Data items
________________________________________

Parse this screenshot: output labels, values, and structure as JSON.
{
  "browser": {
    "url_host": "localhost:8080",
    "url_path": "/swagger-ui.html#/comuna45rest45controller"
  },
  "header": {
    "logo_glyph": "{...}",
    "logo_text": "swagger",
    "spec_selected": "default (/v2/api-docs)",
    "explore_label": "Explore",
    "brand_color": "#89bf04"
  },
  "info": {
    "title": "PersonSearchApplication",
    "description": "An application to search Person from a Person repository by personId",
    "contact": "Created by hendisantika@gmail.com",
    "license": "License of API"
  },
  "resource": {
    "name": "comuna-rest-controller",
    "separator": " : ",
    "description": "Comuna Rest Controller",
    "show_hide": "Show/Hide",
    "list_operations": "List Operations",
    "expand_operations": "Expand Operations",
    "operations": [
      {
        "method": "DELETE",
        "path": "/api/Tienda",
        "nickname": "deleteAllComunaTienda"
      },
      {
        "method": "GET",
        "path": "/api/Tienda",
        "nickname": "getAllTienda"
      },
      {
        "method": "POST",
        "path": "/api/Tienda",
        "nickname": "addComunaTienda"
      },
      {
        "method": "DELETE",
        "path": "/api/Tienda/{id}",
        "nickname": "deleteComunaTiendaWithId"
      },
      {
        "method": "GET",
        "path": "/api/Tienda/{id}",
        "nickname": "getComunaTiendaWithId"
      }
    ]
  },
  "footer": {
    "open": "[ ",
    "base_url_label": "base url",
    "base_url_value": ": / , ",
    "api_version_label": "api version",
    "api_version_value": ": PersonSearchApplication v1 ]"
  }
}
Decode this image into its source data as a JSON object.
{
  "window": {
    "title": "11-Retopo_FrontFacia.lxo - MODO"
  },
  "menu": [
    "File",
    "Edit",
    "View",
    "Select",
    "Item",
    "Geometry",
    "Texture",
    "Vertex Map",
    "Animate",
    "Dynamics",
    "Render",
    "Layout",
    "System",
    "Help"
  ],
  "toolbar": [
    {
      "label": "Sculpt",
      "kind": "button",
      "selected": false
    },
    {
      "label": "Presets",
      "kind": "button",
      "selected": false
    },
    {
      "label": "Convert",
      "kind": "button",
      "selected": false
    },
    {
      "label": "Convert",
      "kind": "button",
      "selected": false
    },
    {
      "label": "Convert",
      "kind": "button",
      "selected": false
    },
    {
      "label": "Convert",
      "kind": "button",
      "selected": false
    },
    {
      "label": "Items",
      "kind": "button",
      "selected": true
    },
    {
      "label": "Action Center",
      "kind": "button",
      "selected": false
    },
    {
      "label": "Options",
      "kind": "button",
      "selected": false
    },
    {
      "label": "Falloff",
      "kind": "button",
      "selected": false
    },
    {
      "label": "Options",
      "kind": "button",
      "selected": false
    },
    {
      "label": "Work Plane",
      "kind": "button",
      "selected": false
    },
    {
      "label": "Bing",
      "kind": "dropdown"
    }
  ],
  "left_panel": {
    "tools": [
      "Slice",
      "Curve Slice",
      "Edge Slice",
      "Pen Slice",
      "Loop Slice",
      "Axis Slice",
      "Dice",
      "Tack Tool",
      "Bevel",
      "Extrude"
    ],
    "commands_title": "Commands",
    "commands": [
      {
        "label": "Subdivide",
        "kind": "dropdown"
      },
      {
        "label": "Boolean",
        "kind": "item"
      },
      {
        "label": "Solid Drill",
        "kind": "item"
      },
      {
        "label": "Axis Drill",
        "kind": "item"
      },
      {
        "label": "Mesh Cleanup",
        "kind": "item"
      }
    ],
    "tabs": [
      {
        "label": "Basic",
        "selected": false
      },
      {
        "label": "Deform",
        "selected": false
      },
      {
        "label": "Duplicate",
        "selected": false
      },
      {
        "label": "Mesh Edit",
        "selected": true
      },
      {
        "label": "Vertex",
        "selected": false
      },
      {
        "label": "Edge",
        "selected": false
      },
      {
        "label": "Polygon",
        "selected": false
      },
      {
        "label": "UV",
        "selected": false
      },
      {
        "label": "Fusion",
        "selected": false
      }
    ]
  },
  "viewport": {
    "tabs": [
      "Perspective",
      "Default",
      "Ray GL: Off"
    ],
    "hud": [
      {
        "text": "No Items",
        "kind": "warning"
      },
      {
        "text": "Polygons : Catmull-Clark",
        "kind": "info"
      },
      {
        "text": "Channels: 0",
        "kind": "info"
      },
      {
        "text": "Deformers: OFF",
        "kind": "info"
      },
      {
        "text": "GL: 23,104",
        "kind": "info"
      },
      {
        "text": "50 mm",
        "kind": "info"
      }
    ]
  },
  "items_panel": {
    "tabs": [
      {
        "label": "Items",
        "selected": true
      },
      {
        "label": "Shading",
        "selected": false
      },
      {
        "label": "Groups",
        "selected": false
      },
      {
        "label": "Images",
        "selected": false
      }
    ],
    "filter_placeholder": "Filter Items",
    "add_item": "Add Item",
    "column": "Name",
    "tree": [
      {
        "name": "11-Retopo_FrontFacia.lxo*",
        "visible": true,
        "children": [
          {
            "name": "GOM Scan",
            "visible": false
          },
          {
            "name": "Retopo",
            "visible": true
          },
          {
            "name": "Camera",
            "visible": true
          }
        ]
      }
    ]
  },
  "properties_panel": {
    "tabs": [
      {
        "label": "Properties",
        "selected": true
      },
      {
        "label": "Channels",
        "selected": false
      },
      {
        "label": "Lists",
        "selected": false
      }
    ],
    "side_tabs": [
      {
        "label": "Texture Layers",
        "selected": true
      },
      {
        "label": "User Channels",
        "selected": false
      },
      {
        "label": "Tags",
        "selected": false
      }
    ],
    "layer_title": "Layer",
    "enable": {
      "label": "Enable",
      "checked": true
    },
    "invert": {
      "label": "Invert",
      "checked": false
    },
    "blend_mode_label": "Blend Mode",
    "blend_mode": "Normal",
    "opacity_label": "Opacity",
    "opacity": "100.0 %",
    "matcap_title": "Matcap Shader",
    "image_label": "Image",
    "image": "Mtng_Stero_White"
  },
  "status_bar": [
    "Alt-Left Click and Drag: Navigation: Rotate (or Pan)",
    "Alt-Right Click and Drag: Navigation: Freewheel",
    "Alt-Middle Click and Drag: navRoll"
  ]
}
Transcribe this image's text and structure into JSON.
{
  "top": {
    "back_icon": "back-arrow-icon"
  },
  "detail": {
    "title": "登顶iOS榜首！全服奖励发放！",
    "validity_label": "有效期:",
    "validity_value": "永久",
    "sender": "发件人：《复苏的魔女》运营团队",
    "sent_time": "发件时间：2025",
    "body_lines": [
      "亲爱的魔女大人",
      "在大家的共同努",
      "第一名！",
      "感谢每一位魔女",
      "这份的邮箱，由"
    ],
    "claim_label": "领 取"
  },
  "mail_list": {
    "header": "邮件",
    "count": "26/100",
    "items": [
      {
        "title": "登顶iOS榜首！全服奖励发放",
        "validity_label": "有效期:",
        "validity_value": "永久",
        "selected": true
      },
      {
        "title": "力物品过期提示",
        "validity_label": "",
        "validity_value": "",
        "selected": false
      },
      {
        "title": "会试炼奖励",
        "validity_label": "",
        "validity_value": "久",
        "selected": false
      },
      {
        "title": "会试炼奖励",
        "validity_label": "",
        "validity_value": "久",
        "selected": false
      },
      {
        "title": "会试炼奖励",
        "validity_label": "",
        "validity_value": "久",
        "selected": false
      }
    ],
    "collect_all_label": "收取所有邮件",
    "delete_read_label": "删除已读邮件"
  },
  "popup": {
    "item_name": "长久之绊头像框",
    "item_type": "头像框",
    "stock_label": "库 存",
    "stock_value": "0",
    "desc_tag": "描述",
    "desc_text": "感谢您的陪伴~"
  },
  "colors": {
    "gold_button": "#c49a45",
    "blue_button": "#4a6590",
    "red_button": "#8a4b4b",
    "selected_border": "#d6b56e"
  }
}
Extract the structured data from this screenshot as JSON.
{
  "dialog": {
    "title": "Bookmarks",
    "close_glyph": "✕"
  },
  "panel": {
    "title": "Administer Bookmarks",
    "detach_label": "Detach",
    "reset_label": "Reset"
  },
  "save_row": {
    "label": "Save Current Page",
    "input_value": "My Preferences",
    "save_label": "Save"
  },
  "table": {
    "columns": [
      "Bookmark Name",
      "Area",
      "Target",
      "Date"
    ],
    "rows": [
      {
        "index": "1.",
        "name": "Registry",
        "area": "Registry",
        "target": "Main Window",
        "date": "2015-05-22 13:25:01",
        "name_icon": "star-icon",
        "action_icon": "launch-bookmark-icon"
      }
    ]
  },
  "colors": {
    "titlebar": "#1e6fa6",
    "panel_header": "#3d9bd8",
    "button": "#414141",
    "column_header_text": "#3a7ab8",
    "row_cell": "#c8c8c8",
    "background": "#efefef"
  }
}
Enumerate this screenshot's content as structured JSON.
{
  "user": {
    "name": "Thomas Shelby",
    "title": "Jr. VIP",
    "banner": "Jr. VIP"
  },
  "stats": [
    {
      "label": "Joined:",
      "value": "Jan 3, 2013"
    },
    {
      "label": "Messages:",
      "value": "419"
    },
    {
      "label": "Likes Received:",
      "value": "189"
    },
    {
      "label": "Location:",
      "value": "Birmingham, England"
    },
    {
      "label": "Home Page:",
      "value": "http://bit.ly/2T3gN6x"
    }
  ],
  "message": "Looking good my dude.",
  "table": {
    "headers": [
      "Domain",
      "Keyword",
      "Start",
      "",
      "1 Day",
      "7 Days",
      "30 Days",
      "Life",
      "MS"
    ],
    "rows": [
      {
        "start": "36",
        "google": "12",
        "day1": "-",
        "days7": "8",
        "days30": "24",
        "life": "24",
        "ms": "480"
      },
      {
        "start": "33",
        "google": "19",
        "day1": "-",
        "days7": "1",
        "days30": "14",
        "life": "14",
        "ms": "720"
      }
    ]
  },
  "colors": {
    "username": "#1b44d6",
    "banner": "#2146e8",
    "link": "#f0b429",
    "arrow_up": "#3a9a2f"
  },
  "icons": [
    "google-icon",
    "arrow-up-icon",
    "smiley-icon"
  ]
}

________________________________________

WHAT YOU SHOULD DO: What is the number of lines that contain "Page"? Reply with that number alone.

SOLUTION TO THE EXERCISE: 2